Records from a collection of figures:

-- begin --

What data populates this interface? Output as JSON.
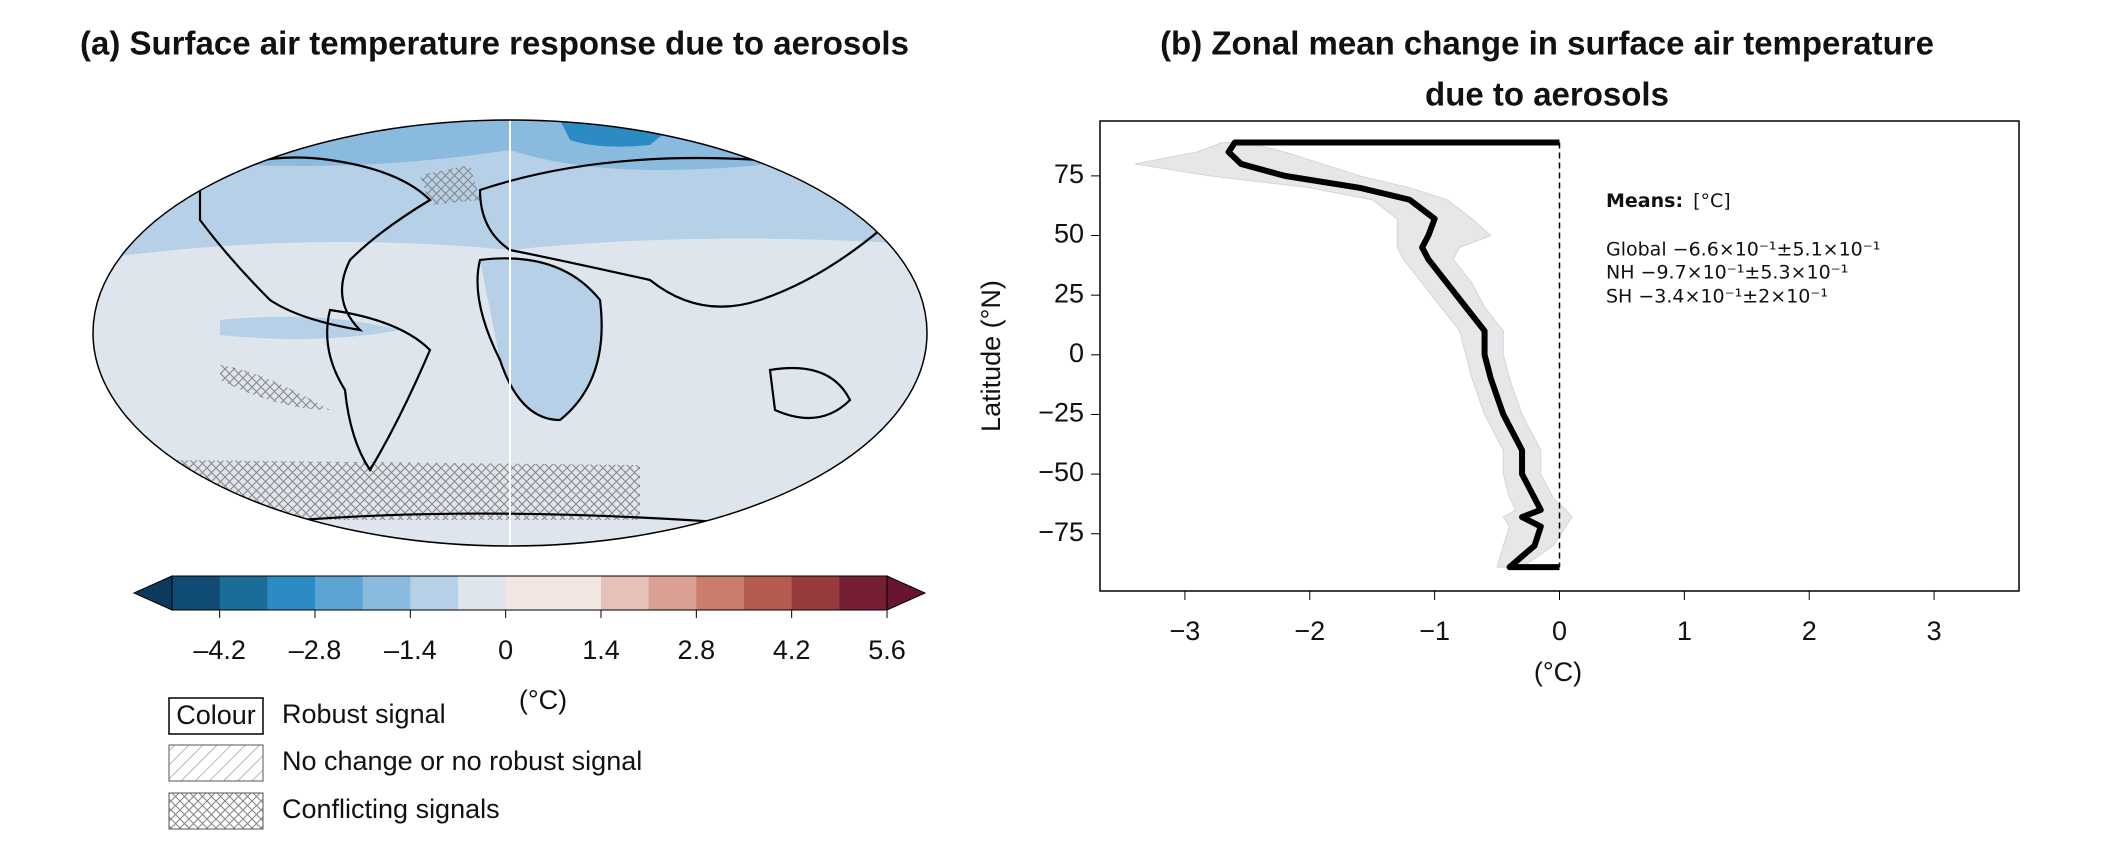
{
  "chart_data": [
    {
      "type": "map",
      "title": "(a) Surface air temperature response due to aerosols",
      "colorbar": {
        "clim": [
          -4.9,
          5.6
        ],
        "ticks": [
          {
            "value": -4.2,
            "label": "–4.2"
          },
          {
            "value": -2.8,
            "label": "–2.8"
          },
          {
            "value": -1.4,
            "label": "–1.4"
          },
          0,
          1.4,
          2.8,
          4.2,
          5.6
        ],
        "colors": [
          "#0f4b72",
          "#1c6c99",
          "#2d8bc3",
          "#5ba4d3",
          "#8bbadf",
          "#b5d0e7",
          "#dfe5ec",
          "#f2e6e3",
          "#f2e6e3",
          "#e6c1b8",
          "#d9a093",
          "#cb7d6b",
          "#b45c4f",
          "#963c3d",
          "#761f34"
        ],
        "under_color": "#0b3a5c",
        "over_color": "#6a1530",
        "label": "(°C)"
      },
      "legend": [
        {
          "swatch": "Colour",
          "label": "Robust signal"
        },
        {
          "label": "No change or no robust signal"
        },
        {
          "label": "Conflicting signals"
        }
      ]
    },
    {
      "type": "line",
      "title": [
        "(b) Zonal mean change in surface air temperature",
        "due to aerosols"
      ],
      "xlabel": "(°C)",
      "ylabel": "Latitude (°N)",
      "xlim": [
        -3.68,
        3.68
      ],
      "xticks": [
        {
          "value": -3,
          "label": "−3"
        },
        {
          "value": -2,
          "label": "−2"
        },
        {
          "value": -1,
          "label": "−1"
        },
        0,
        1,
        2,
        3
      ],
      "ylim": [
        -99,
        98
      ],
      "yticks": [
        75,
        50,
        25,
        0,
        {
          "value": -25,
          "label": "−25"
        },
        {
          "value": -50,
          "label": "−50"
        },
        {
          "value": -75,
          "label": "−75"
        }
      ],
      "color": "#000000",
      "band_color": "#e6e7e9",
      "y": [
        89,
        89,
        85,
        80,
        75,
        70,
        65,
        57,
        50,
        45,
        40,
        30,
        20,
        10,
        0,
        -10,
        -25,
        -40,
        -50,
        -60,
        -65,
        -68,
        -72,
        -80,
        -89,
        -89
      ],
      "values": [
        0,
        -2.6,
        -2.65,
        -2.55,
        -2.2,
        -1.6,
        -1.2,
        -1.0,
        -1.05,
        -1.1,
        -1.05,
        -0.9,
        -0.75,
        -0.6,
        -0.6,
        -0.55,
        -0.45,
        -0.3,
        -0.3,
        -0.2,
        -0.15,
        -0.3,
        -0.15,
        -0.2,
        -0.4,
        0
      ],
      "band_lower": [
        0,
        -2.7,
        -2.9,
        -3.4,
        -2.8,
        -2.0,
        -1.5,
        -1.3,
        -1.3,
        -1.3,
        -1.25,
        -1.1,
        -0.95,
        -0.8,
        -0.75,
        -0.7,
        -0.6,
        -0.45,
        -0.45,
        -0.4,
        -0.35,
        -0.45,
        -0.4,
        -0.45,
        -0.5,
        0
      ],
      "band_upper": [
        0,
        -2.5,
        -2.2,
        -1.9,
        -1.6,
        -1.2,
        -0.9,
        -0.7,
        -0.55,
        -0.8,
        -0.85,
        -0.7,
        -0.6,
        -0.45,
        -0.45,
        -0.4,
        -0.3,
        -0.15,
        -0.15,
        -0.05,
        0.05,
        0.1,
        0.05,
        -0.05,
        -0.3,
        0
      ],
      "means_title": "Means:",
      "means_unit": "[°C]",
      "means": [
        "Global −6.6×10⁻¹±5.1×10⁻¹",
        "NH −9.7×10⁻¹±5.3×10⁻¹",
        "SH −3.4×10⁻¹±2×10⁻¹"
      ]
    }
  ]
}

-- end --

Pull out all lines in the data above that include "change".

          "label": "No change or no robust signal"
        "(b) Zonal mean change in surface air temperature",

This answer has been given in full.